** START DATA ROWS **
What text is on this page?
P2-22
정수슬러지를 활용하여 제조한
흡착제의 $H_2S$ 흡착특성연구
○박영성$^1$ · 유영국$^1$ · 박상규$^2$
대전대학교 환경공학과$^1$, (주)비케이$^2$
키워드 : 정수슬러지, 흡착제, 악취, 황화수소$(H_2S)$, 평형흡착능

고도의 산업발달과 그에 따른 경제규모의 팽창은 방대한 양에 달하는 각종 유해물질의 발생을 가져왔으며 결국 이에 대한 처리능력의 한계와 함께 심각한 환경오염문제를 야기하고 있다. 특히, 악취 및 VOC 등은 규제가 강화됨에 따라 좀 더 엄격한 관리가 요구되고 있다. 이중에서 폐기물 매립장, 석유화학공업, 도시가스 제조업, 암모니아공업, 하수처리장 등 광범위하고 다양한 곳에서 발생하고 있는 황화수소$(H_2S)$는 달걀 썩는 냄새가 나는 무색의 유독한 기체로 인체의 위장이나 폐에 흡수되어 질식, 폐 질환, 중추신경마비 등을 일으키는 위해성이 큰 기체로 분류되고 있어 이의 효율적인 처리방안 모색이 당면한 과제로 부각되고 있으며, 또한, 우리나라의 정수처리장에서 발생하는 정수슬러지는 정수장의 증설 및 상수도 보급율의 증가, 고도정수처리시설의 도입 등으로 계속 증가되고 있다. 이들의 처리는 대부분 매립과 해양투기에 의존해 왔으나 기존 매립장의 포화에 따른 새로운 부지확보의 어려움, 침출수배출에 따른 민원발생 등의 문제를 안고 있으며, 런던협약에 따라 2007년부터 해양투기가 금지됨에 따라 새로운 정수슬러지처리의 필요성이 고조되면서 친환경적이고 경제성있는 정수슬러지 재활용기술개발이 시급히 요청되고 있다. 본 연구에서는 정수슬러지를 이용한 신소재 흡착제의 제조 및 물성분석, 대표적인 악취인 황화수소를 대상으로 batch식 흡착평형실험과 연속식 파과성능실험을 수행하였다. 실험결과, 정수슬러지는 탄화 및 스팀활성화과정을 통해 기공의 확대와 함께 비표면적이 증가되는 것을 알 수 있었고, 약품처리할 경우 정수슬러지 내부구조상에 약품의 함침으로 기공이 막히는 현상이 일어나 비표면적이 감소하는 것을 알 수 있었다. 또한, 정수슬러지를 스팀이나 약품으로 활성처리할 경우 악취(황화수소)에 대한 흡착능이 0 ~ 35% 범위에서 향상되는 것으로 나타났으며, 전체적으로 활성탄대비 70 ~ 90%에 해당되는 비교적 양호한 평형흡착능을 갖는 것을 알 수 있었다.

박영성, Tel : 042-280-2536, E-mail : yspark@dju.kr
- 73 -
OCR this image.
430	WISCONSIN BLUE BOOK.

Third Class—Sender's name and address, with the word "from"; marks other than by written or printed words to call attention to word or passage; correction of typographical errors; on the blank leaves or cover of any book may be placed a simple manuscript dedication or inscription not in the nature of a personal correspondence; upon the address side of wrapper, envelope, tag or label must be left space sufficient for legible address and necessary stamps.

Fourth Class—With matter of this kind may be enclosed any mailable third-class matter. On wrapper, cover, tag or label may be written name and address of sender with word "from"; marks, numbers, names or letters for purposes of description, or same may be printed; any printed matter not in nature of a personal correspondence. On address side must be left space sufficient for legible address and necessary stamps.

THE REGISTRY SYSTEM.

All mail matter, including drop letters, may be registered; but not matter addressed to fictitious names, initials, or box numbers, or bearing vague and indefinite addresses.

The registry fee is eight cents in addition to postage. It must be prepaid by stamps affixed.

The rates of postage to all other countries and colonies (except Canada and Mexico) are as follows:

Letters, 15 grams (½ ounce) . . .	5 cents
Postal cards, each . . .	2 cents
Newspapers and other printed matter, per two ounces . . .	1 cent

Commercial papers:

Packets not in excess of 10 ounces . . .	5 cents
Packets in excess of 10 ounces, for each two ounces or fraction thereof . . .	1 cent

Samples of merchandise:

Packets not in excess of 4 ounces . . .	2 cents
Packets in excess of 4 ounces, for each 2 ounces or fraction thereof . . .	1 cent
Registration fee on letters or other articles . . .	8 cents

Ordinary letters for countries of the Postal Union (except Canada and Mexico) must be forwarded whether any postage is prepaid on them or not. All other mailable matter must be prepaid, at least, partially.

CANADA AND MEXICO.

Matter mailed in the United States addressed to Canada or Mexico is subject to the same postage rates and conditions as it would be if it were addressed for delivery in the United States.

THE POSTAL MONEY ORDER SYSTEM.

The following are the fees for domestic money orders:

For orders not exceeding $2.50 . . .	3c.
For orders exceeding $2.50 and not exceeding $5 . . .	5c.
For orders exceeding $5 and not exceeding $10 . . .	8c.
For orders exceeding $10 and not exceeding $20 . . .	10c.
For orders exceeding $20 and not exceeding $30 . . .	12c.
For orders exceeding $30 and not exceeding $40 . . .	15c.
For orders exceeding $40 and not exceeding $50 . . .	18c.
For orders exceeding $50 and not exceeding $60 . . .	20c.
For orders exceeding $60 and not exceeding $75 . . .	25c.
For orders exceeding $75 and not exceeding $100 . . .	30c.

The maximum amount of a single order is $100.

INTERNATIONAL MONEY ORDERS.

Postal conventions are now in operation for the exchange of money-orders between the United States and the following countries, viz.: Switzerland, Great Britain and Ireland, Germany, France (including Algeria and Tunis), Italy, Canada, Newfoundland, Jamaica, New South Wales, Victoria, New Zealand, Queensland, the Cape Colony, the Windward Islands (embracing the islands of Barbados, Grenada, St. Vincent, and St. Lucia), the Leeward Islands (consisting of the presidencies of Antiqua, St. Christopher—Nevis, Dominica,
** END DATA ROWS **
TASK DIRECTIONS ▸
Return the lines of the records that include the string "rates".

THE RESULT ▸
The rates of postage to all other countries and colonies (except Canada and Mexico) are as follows:
Matter mailed in the United States addressed to Canada or Mexico is subject to the same postage rates and conditions as it would be if it were addressed for delivery in the United States.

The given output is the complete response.